■ **TEXT SECTION**
Skip to content
Frontend Performance Observability

Frontend Performance Observability

Andi Lamprecht Andi Lamprecht ·· 9 min read· Accepted
ADR-0139 · Author: Sybil Melton · Date: 2025-02-07 · Products: shared
Originally ADR-0110-Frontend-Performance-Observability (v3) · Source on Confluence ↗

Frontend Performance Observability

Jira ticket - UNCREW-2984

Context

Frontend web applications performance is critical for ensuring optimal user experience and system reliability. Monitoring and testing the performance of Apollo Frontend can highlight issues like slow load times, large payload sizes, or JavaScript execution bottlenecks, which directly impact our users and the reliability of the system.
In the past we have received user reports about degradation of Frontend performance after releases. The goal of this ADR is to present a way to detect degradation after changes reach trunk branch and to know when any of those problems occur on client side.
This is a challenge, as each report may have different cause. Some may be related to clients network problem, others to the response time of Uncrew Backend services, another might be related to some change on the Frontend application side.
This is why it is important to collect as much data as we can, and compare it with data we already collected from different pieces of our system (like argus dashboard for telemetry or logs in HoneyComb).
Another important part is that the proposed solution should cover testing in the ‘Lab’ and in the ‘Field’, where ‘Lab’ is an isolated machine (CircleCI, without any other processes running in the background), that will be used as a benchmark of the application performance in between releases, and ‘Field’ is an actual deployed application ran by clients and developers in dev, staging or production.

Decision

To be able to observe performance of the Uncrew Apollo Frontend we have to implement new tools and extend the ones that are currently used.
Let’s divide tools for testing in ‘Lab’ and in the ‘Field’.

For ‘Lab’ testing, a testing of the performance in an isolated machine (CircleCi), we will use Puppeteer test runner.

  • Puppeteer will run in intervals, every hour in developers working hours. That will give us constant feedback of the application performance state.

  • Each test will generate Lighthouse report, and each report will cover some functionality (for example Signing In, displaying Mission in Mission Manager etc.)

  • Since tests will take quite long time to finish (and this time will be extended with each test), they will not block merges to trunk (additionally because the code for tests will be implemented in different repo)

  • Constant tests will allow to observe any potential degradation of the performance between merges to trunk.

  • Generated reports will be published to Slack channel.

■ **DATA**
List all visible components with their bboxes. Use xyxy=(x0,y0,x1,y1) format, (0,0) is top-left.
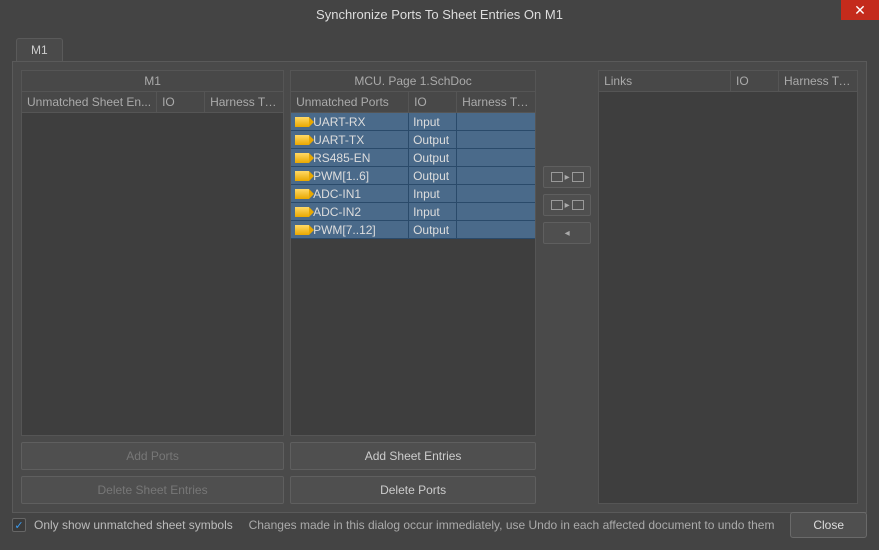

■ **AIM**
Can you retype the stretch of the frontend performance ADR from "To be able to" through "application performance state."? Work only from the ADR text.

■ **CORRECT RESPONSE**
To be able to observe performance of the Uncrew Apollo Frontend we have to implement new tools and extend the ones that are currently used.
Let’s divide tools for testing in ‘Lab’ and in the ‘Field’.

For ‘Lab’ testing, a testing of the performance in an isolated machine (CircleCi), we will use Puppeteer test runner.

  • Puppeteer will run in intervals, every hour in developers working hours. That will give us constant feedback of the application performance state.